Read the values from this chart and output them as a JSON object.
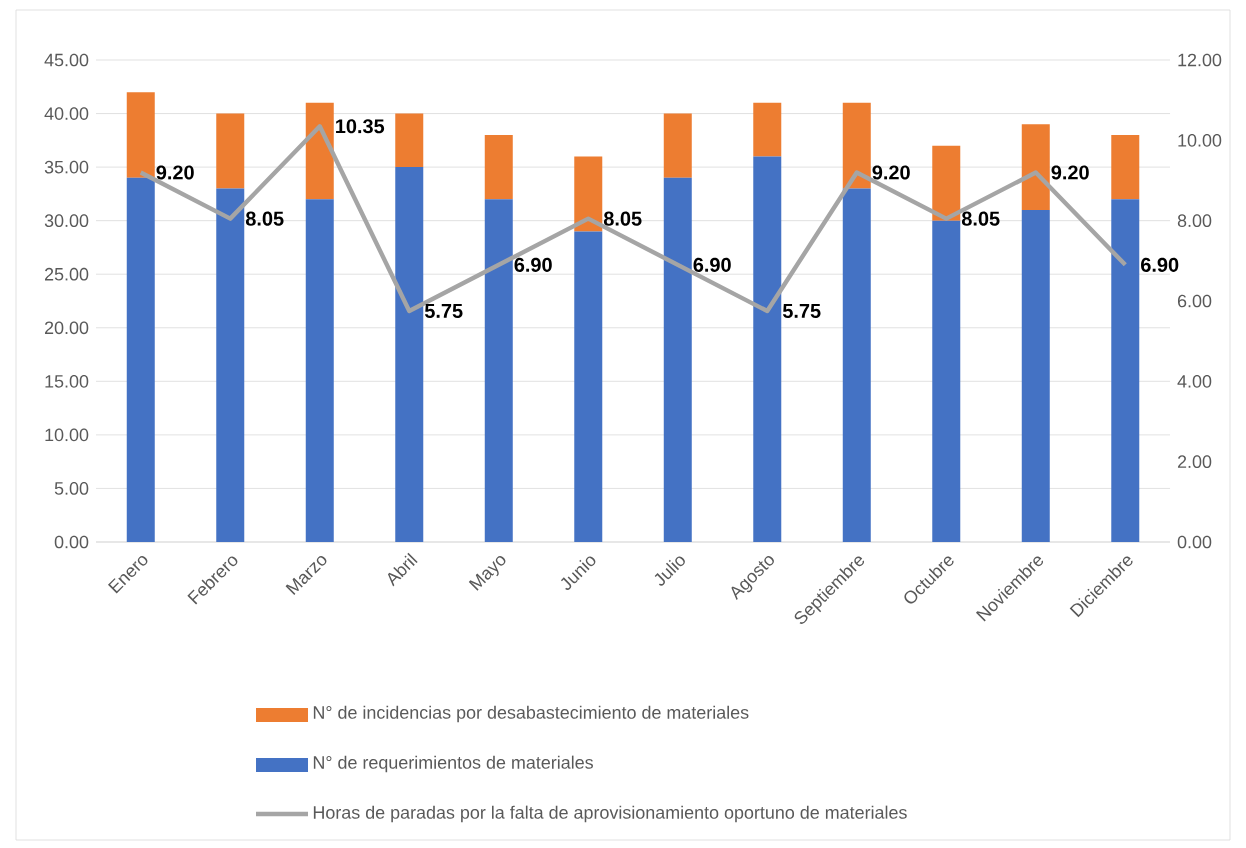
{
  "chart_data": {
    "type": "bar",
    "stacked": true,
    "grid": "y",
    "legend": "bottom",
    "categories": [
      "Enero",
      "Febrero",
      "Marzo",
      "Abril",
      "Mayo",
      "Junio",
      "Julio",
      "Agosto",
      "Septiembre",
      "Octubre",
      "Noviembre",
      "Diciembre"
    ],
    "series": [
      {
        "name": "N° de requerimientos de materiales",
        "color": "#4472c4",
        "values": [
          34,
          33,
          32,
          35,
          32,
          29,
          34,
          36,
          33,
          30,
          31,
          32
        ]
      },
      {
        "name": "N° de incidencias por desabastecimiento de materiales",
        "color": "#ed7d31",
        "values": [
          8,
          7,
          9,
          5,
          6,
          7,
          6,
          5,
          8,
          7,
          8,
          6
        ]
      },
      {
        "name": "Horas de paradas por la falta de aprovisionamiento oportuno de materiales",
        "type": "line",
        "axis": "y2",
        "color": "#a5a5a5",
        "values": [
          9.2,
          8.05,
          10.35,
          5.75,
          6.9,
          8.05,
          6.9,
          5.75,
          9.2,
          8.05,
          9.2,
          6.9
        ],
        "value_labels": [
          "9.20",
          "8.05",
          "10.35",
          "5.75",
          "6.90",
          "8.05",
          "6.90",
          "5.75",
          "9.20",
          "8.05",
          "9.20",
          "6.90"
        ]
      }
    ],
    "ylim": [
      0,
      45
    ],
    "yticks": [
      {
        "value": 0,
        "label": "0.00"
      },
      {
        "value": 5,
        "label": "5.00"
      },
      {
        "value": 10,
        "label": "10.00"
      },
      {
        "value": 15,
        "label": "15.00"
      },
      {
        "value": 20,
        "label": "20.00"
      },
      {
        "value": 25,
        "label": "25.00"
      },
      {
        "value": 30,
        "label": "30.00"
      },
      {
        "value": 35,
        "label": "35.00"
      },
      {
        "value": 40,
        "label": "40.00"
      },
      {
        "value": 45,
        "label": "45.00"
      }
    ],
    "y2lim": [
      0,
      12
    ],
    "y2ticks": [
      {
        "value": 0,
        "label": "0.00"
      },
      {
        "value": 2,
        "label": "2.00"
      },
      {
        "value": 4,
        "label": "4.00"
      },
      {
        "value": 6,
        "label": "6.00"
      },
      {
        "value": 8,
        "label": "8.00"
      },
      {
        "value": 10,
        "label": "10.00"
      },
      {
        "value": 12,
        "label": "12.00"
      }
    ]
  }
}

☆ ☆ ☆ ☆

## Given exercise
Restate the whole listing above exactly, except for its images.

## Solution for this exercise
Read the values from this chart and output them as a JSON object.
{
  "chart_data": {
    "type": "bar",
    "stacked": true,
    "grid": "y",
    "legend": "bottom",
    "categories": [
      "Enero",
      "Febrero",
      "Marzo",
      "Abril",
      "Mayo",
      "Junio",
      "Julio",
      "Agosto",
      "Septiembre",
      "Octubre",
      "Noviembre",
      "Diciembre"
    ],
    "series": [
      {
        "name": "N° de requerimientos de materiales",
        "color": "#4472c4",
        "values": [
          34,
          33,
          32,
          35,
          32,
          29,
          34,
          36,
          33,
          30,
          31,
          32
        ]
      },
      {
        "name": "N° de incidencias por desabastecimiento de materiales",
        "color": "#ed7d31",
        "values": [
          8,
          7,
          9,
          5,
          6,
          7,
          6,
          5,
          8,
          7,
          8,
          6
        ]
      },
      {
        "name": "Horas de paradas por la falta de aprovisionamiento oportuno de materiales",
        "type": "line",
        "axis": "y2",
        "color": "#a5a5a5",
        "values": [
          9.2,
          8.05,
          10.35,
          5.75,
          6.9,
          8.05,
          6.9,
          5.75,
          9.2,
          8.05,
          9.2,
          6.9
        ],
        "value_labels": [
          "9.20",
          "8.05",
          "10.35",
          "5.75",
          "6.90",
          "8.05",
          "6.90",
          "5.75",
          "9.20",
          "8.05",
          "9.20",
          "6.90"
        ]
      }
    ],
    "ylim": [
      0,
      45
    ],
    "yticks": [
      {
        "value": 0,
        "label": "0.00"
      },
      {
        "value": 5,
        "label": "5.00"
      },
      {
        "value": 10,
        "label": "10.00"
      },
      {
        "value": 15,
        "label": "15.00"
      },
      {
        "value": 20,
        "label": "20.00"
      },
      {
        "value": 25,
        "label": "25.00"
      },
      {
        "value": 30,
        "label": "30.00"
      },
      {
        "value": 35,
        "label": "35.00"
      },
      {
        "value": 40,
        "label": "40.00"
      },
      {
        "value": 45,
        "label": "45.00"
      }
    ],
    "y2lim": [
      0,
      12
    ],
    "y2ticks": [
      {
        "value": 0,
        "label": "0.00"
      },
      {
        "value": 2,
        "label": "2.00"
      },
      {
        "value": 4,
        "label": "4.00"
      },
      {
        "value": 6,
        "label": "6.00"
      },
      {
        "value": 8,
        "label": "8.00"
      },
      {
        "value": 10,
        "label": "10.00"
      },
      {
        "value": 12,
        "label": "12.00"
      }
    ]
  }
}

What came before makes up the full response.